-- START Record list --

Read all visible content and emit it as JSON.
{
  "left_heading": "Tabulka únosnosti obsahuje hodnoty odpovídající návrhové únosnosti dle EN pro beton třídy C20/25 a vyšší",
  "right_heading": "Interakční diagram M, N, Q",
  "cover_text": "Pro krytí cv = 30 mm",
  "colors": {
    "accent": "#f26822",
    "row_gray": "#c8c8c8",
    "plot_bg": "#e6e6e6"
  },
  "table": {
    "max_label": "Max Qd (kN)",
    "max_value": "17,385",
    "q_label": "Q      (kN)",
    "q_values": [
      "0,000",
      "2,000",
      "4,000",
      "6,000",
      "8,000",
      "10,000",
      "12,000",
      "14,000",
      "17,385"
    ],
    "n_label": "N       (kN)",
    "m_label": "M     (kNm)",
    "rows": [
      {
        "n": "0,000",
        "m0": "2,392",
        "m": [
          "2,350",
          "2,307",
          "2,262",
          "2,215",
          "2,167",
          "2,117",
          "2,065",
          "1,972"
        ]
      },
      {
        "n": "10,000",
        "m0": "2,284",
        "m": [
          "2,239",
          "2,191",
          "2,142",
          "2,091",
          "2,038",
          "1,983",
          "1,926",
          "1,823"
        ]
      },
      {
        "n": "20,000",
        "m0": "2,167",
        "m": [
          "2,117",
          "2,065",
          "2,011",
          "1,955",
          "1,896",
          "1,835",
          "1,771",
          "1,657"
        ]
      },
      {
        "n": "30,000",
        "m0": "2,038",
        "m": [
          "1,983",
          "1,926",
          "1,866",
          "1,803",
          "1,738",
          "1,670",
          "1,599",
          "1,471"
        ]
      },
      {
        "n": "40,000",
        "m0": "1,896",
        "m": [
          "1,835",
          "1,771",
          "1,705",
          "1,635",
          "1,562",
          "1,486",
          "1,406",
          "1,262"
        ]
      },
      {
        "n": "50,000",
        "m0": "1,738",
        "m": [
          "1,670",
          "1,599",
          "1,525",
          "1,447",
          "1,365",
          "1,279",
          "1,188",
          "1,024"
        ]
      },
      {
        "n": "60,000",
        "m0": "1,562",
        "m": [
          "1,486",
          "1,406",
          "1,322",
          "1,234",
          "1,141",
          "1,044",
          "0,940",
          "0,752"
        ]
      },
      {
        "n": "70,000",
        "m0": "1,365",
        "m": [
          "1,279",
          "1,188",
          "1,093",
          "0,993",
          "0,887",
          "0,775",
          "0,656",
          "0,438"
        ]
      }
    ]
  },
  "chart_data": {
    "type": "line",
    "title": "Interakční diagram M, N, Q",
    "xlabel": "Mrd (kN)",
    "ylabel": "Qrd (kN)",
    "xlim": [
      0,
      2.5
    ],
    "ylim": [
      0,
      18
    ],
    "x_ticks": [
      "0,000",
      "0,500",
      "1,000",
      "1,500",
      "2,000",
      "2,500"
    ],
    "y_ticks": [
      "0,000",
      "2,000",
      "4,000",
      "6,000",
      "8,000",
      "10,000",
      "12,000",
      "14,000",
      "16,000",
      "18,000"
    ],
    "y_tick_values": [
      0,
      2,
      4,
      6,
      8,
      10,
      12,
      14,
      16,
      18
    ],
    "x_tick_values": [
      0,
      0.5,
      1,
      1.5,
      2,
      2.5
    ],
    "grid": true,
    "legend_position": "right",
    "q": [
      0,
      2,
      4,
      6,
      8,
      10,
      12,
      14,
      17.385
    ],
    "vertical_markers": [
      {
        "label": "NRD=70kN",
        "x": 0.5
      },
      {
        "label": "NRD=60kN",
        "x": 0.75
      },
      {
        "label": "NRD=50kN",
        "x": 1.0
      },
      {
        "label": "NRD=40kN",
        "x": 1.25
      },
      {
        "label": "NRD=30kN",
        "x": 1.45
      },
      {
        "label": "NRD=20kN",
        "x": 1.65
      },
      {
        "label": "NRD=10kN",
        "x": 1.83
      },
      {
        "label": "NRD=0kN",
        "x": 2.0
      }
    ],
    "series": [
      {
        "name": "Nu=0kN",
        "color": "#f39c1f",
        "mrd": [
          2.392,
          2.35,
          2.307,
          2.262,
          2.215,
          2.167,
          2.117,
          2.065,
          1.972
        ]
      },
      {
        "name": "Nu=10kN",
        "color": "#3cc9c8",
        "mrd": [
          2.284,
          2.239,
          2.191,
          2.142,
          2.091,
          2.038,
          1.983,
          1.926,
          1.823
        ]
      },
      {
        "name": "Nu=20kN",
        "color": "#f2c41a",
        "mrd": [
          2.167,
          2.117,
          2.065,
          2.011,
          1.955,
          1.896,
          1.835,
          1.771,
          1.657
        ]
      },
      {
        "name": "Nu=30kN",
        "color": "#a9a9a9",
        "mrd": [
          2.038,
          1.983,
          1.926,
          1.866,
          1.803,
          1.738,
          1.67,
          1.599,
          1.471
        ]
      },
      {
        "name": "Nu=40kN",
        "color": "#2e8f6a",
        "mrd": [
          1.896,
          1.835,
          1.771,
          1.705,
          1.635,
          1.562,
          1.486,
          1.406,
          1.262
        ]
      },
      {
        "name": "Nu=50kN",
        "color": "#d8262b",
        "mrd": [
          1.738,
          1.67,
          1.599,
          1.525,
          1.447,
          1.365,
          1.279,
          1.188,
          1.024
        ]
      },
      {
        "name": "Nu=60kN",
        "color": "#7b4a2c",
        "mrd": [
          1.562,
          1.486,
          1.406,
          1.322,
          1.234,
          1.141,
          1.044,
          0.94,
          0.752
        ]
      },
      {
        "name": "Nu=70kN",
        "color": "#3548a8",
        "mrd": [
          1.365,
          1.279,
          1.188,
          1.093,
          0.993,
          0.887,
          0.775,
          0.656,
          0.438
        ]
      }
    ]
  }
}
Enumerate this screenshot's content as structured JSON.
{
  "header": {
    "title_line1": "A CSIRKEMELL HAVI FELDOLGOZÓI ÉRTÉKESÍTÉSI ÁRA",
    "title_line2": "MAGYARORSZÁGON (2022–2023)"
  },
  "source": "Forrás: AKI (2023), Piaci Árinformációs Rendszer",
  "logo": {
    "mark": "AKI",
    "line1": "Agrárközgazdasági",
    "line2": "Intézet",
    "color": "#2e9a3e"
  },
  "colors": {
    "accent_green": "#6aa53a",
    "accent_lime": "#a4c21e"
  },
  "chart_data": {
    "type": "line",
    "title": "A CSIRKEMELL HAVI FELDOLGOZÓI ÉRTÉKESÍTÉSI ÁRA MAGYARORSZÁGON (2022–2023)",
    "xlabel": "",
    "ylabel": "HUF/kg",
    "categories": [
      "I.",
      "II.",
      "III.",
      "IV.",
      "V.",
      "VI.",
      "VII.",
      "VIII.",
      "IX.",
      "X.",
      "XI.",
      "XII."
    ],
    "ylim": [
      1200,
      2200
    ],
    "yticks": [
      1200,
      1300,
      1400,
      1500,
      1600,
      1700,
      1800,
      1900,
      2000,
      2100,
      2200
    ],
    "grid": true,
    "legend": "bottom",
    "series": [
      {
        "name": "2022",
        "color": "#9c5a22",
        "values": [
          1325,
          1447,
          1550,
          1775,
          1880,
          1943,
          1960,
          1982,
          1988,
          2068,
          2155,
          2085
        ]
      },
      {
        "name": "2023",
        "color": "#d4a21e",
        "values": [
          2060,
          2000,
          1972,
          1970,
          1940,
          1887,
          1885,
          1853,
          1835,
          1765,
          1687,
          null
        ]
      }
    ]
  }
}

-- END Record list --

### What to work on
Repeat all of the records above exactly as they appear.

### Task answer
Read all visible content and emit it as JSON.
{
  "left_heading": "Tabulka únosnosti obsahuje hodnoty odpovídající návrhové únosnosti dle EN pro beton třídy C20/25 a vyšší",
  "right_heading": "Interakční diagram M, N, Q",
  "cover_text": "Pro krytí cv = 30 mm",
  "colors": {
    "accent": "#f26822",
    "row_gray": "#c8c8c8",
    "plot_bg": "#e6e6e6"
  },
  "table": {
    "max_label": "Max Qd (kN)",
    "max_value": "17,385",
    "q_label": "Q      (kN)",
    "q_values": [
      "0,000",
      "2,000",
      "4,000",
      "6,000",
      "8,000",
      "10,000",
      "12,000",
      "14,000",
      "17,385"
    ],
    "n_label": "N       (kN)",
    "m_label": "M     (kNm)",
    "rows": [
      {
        "n": "0,000",
        "m0": "2,392",
        "m": [
          "2,350",
          "2,307",
          "2,262",
          "2,215",
          "2,167",
          "2,117",
          "2,065",
          "1,972"
        ]
      },
      {
        "n": "10,000",
        "m0": "2,284",
        "m": [
          "2,239",
          "2,191",
          "2,142",
          "2,091",
          "2,038",
          "1,983",
          "1,926",
          "1,823"
        ]
      },
      {
        "n": "20,000",
        "m0": "2,167",
        "m": [
          "2,117",
          "2,065",
          "2,011",
          "1,955",
          "1,896",
          "1,835",
          "1,771",
          "1,657"
        ]
      },
      {
        "n": "30,000",
        "m0": "2,038",
        "m": [
          "1,983",
          "1,926",
          "1,866",
          "1,803",
          "1,738",
          "1,670",
          "1,599",
          "1,471"
        ]
      },
      {
        "n": "40,000",
        "m0": "1,896",
        "m": [
          "1,835",
          "1,771",
          "1,705",
          "1,635",
          "1,562",
          "1,486",
          "1,406",
          "1,262"
        ]
      },
      {
        "n": "50,000",
        "m0": "1,738",
        "m": [
          "1,670",
          "1,599",
          "1,525",
          "1,447",
          "1,365",
          "1,279",
          "1,188",
          "1,024"
        ]
      },
      {
        "n": "60,000",
        "m0": "1,562",
        "m": [
          "1,486",
          "1,406",
          "1,322",
          "1,234",
          "1,141",
          "1,044",
          "0,940",
          "0,752"
        ]
      },
      {
        "n": "70,000",
        "m0": "1,365",
        "m": [
          "1,279",
          "1,188",
          "1,093",
          "0,993",
          "0,887",
          "0,775",
          "0,656",
          "0,438"
        ]
      }
    ]
  },
  "chart_data": {
    "type": "line",
    "title": "Interakční diagram M, N, Q",
    "xlabel": "Mrd (kN)",
    "ylabel": "Qrd (kN)",
    "xlim": [
      0,
      2.5
    ],
    "ylim": [
      0,
      18
    ],
    "x_ticks": [
      "0,000",
      "0,500",
      "1,000",
      "1,500",
      "2,000",
      "2,500"
    ],
    "y_ticks": [
      "0,000",
      "2,000",
      "4,000",
      "6,000",
      "8,000",
      "10,000",
      "12,000",
      "14,000",
      "16,000",
      "18,000"
    ],
    "y_tick_values": [
      0,
      2,
      4,
      6,
      8,
      10,
      12,
      14,
      16,
      18
    ],
    "x_tick_values": [
      0,
      0.5,
      1,
      1.5,
      2,
      2.5
    ],
    "grid": true,
    "legend_position": "right",
    "q": [
      0,
      2,
      4,
      6,
      8,
      10,
      12,
      14,
      17.385
    ],
    "vertical_markers": [
      {
        "label": "NRD=70kN",
        "x": 0.5
      },
      {
        "label": "NRD=60kN",
        "x": 0.75
      },
      {
        "label": "NRD=50kN",
        "x": 1.0
      },
      {
        "label": "NRD=40kN",
        "x": 1.25
      },
      {
        "label": "NRD=30kN",
        "x": 1.45
      },
      {
        "label": "NRD=20kN",
        "x": 1.65
      },
      {
        "label": "NRD=10kN",
        "x": 1.83
      },
      {
        "label": "NRD=0kN",
        "x": 2.0
      }
    ],
    "series": [
      {
        "name": "Nu=0kN",
        "color": "#f39c1f",
        "mrd": [
          2.392,
          2.35,
          2.307,
          2.262,
          2.215,
          2.167,
          2.117,
          2.065,
          1.972
        ]
      },
      {
        "name": "Nu=10kN",
        "color": "#3cc9c8",
        "mrd": [
          2.284,
          2.239,
          2.191,
          2.142,
          2.091,
          2.038,
          1.983,
          1.926,
          1.823
        ]
      },
      {
        "name": "Nu=20kN",
        "color": "#f2c41a",
        "mrd": [
          2.167,
          2.117,
          2.065,
          2.011,
          1.955,
          1.896,
          1.835,
          1.771,
          1.657
        ]
      },
      {
        "name": "Nu=30kN",
        "color": "#a9a9a9",
        "mrd": [
          2.038,
          1.983,
          1.926,
          1.866,
          1.803,
          1.738,
          1.67,
          1.599,
          1.471
        ]
      },
      {
        "name": "Nu=40kN",
        "color": "#2e8f6a",
        "mrd": [
          1.896,
          1.835,
          1.771,
          1.705,
          1.635,
          1.562,
          1.486,
          1.406,
          1.262
        ]
      },
      {
        "name": "Nu=50kN",
        "color": "#d8262b",
        "mrd": [
          1.738,
          1.67,
          1.599,
          1.525,
          1.447,
          1.365,
          1.279,
          1.188,
          1.024
        ]
      },
      {
        "name": "Nu=60kN",
        "color": "#7b4a2c",
        "mrd": [
          1.562,
          1.486,
          1.406,
          1.322,
          1.234,
          1.141,
          1.044,
          0.94,
          0.752
        ]
      },
      {
        "name": "Nu=70kN",
        "color": "#3548a8",
        "mrd": [
          1.365,
          1.279,
          1.188,
          1.093,
          0.993,
          0.887,
          0.775,
          0.656,
          0.438
        ]
      }
    ]
  }
}
Enumerate this screenshot's content as structured JSON.
{
  "header": {
    "title_line1": "A CSIRKEMELL HAVI FELDOLGOZÓI ÉRTÉKESÍTÉSI ÁRA",
    "title_line2": "MAGYARORSZÁGON (2022–2023)"
  },
  "source": "Forrás: AKI (2023), Piaci Árinformációs Rendszer",
  "logo": {
    "mark": "AKI",
    "line1": "Agrárközgazdasági",
    "line2": "Intézet",
    "color": "#2e9a3e"
  },
  "colors": {
    "accent_green": "#6aa53a",
    "accent_lime": "#a4c21e"
  },
  "chart_data": {
    "type": "line",
    "title": "A CSIRKEMELL HAVI FELDOLGOZÓI ÉRTÉKESÍTÉSI ÁRA MAGYARORSZÁGON (2022–2023)",
    "xlabel": "",
    "ylabel": "HUF/kg",
    "categories": [
      "I.",
      "II.",
      "III.",
      "IV.",
      "V.",
      "VI.",
      "VII.",
      "VIII.",
      "IX.",
      "X.",
      "XI.",
      "XII."
    ],
    "ylim": [
      1200,
      2200
    ],
    "yticks": [
      1200,
      1300,
      1400,
      1500,
      1600,
      1700,
      1800,
      1900,
      2000,
      2100,
      2200
    ],
    "grid": true,
    "legend": "bottom",
    "series": [
      {
        "name": "2022",
        "color": "#9c5a22",
        "values": [
          1325,
          1447,
          1550,
          1775,
          1880,
          1943,
          1960,
          1982,
          1988,
          2068,
          2155,
          2085
        ]
      },
      {
        "name": "2023",
        "color": "#d4a21e",
        "values": [
          2060,
          2000,
          1972,
          1970,
          1940,
          1887,
          1885,
          1853,
          1835,
          1765,
          1687,
          null
        ]
      }
    ]
  }
}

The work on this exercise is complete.